What to work on: In the BendDAO text, rewrite the paragraph beginning "BendDAO is the first decentralized NFT liquidity protocol" as a bulleted list that keeps its main facts.

Text provided:
— Begin —

Decentralized Autonomous Organization (DAO) is a protocol enforced by computer code (rather than by people) collectively owned by the members of that organization. DAO can be thought of as a safe and effective way to collaborate with internet strangers. 
BendDAO is the first decentralized NFT liquidity protocol. NFT holders are able to borrow ETH through the lending pool using NFTs as collateral instantly, while depositors provide ETH liquidity to earn interest. The leveraged NFT trading is built on instant NFT-backed loans. 

For example, if a user deposits a BAYC worth 100 ETH floor as collateral, he/she will receive 30-40 ETH in return as a loan. Many people deposit their bluechip NFTs such as BAYCs, MAYCs etc on BendDAO, to receive more ETH, with which they buy more NFTs. they also provided upto 11% APR for depositing Ethereum & interestingly they also provided a 27% APR to “borrow” ETH
Two months back, NFT sales declined by over 75% to yearly lows in tandem with global crypto market lows. This means, the value of NFTs that people deposited as collateral on BendDAO to borrow more ETH also fell, coming closer to liquidation price. A further price drop could lead to forced liquidations of bluechip NFTs.

— End —

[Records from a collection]
— Begin —

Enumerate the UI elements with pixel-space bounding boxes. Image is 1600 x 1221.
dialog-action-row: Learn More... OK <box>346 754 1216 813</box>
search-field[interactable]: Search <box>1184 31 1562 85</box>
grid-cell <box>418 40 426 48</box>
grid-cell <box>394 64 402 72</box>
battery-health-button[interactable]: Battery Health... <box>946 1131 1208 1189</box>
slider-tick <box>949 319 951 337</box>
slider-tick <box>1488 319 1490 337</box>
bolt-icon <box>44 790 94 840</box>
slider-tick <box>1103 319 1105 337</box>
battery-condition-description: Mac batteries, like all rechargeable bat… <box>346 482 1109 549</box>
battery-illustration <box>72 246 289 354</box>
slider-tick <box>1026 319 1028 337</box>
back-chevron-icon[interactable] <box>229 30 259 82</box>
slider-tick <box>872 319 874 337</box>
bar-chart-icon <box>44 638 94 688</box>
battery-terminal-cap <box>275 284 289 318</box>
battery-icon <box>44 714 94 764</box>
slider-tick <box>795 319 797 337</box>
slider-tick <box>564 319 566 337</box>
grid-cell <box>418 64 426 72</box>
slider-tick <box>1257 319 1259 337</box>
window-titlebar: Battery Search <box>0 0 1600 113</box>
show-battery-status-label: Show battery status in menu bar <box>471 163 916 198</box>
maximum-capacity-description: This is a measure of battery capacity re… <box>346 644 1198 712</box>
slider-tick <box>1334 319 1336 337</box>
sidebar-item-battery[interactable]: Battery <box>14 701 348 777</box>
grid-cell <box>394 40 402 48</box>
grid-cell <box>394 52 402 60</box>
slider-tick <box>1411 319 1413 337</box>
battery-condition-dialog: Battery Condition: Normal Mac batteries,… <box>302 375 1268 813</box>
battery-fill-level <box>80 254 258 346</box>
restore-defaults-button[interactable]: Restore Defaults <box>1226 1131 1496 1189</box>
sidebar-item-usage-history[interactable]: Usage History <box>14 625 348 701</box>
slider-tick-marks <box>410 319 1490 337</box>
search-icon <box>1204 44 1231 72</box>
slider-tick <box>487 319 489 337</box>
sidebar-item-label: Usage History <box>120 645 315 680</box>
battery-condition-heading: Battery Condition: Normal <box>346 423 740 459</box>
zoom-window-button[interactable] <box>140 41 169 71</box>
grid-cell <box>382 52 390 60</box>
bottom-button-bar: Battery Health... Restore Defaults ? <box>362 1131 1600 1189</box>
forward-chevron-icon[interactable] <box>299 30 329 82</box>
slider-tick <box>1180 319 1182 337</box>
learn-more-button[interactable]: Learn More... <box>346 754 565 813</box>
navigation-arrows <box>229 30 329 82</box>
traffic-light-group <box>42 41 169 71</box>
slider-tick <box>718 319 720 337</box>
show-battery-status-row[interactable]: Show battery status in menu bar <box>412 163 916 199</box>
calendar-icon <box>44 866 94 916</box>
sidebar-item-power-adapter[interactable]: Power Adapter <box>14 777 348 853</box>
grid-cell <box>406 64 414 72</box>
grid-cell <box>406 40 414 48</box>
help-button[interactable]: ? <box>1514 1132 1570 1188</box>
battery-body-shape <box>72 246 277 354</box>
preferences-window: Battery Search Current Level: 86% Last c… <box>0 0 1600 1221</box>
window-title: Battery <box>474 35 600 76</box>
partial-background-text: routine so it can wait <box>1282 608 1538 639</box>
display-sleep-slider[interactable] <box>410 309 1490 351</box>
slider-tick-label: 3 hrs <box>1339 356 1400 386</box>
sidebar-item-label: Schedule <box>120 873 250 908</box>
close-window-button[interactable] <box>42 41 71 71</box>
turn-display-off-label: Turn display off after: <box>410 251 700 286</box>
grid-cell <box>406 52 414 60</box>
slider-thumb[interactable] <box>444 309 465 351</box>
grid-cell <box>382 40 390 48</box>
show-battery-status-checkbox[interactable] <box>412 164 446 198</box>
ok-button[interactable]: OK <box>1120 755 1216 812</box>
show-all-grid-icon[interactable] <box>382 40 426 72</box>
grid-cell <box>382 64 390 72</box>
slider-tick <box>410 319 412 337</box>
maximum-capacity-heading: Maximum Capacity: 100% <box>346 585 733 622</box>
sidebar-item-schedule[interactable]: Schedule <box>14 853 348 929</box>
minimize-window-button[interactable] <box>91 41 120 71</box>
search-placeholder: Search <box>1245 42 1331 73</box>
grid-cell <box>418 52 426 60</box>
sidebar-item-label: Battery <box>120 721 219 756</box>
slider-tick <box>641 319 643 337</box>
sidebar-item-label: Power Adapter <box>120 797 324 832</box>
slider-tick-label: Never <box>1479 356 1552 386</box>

— End —

Result:
- BendDAO is the first decentralized NFT liquidity protocol.
- NFT holders can instantly borrow ETH from its lending pool, using their NFTs as collateral.
- Depositors provide ETH liquidity and earn interest.
- Leveraged NFT trading is built on these instant NFT-backed loans.